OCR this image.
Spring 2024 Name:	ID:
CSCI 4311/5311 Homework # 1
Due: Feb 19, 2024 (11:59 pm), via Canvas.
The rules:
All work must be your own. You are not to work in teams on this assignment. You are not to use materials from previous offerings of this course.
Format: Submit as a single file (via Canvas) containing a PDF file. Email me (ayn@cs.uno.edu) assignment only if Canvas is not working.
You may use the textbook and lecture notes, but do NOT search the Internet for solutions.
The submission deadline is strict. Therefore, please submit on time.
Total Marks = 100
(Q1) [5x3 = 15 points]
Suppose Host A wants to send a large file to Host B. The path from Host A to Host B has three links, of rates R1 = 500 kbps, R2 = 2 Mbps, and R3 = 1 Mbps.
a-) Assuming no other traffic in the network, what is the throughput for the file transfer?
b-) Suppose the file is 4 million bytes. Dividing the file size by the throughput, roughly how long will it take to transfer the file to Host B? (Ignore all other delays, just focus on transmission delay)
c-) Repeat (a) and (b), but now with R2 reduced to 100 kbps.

******************************

* _Written exercise_
Retype the data in full and match it exactly.

* _Final result_
OCR this image.
Spring 2024 Name:	ID:
CSCI 4311/5311 Homework # 1
Due: Feb 19, 2024 (11:59 pm), via Canvas.
The rules:
All work must be your own. You are not to work in teams on this assignment. You are not to use materials from previous offerings of this course.
Format: Submit as a single file (via Canvas) containing a PDF file. Email me (ayn@cs.uno.edu) assignment only if Canvas is not working.
You may use the textbook and lecture notes, but do NOT search the Internet for solutions.
The submission deadline is strict. Therefore, please submit on time.
Total Marks = 100
(Q1) [5x3 = 15 points]
Suppose Host A wants to send a large file to Host B. The path from Host A to Host B has three links, of rates R1 = 500 kbps, R2 = 2 Mbps, and R3 = 1 Mbps.
a-) Assuming no other traffic in the network, what is the throughput for the file transfer?
b-) Suppose the file is 4 million bytes. Dividing the file size by the throughput, roughly how long will it take to transfer the file to Host B? (Ignore all other delays, just focus on transmission delay)
c-) Repeat (a) and (b), but now with R2 reduced to 100 kbps.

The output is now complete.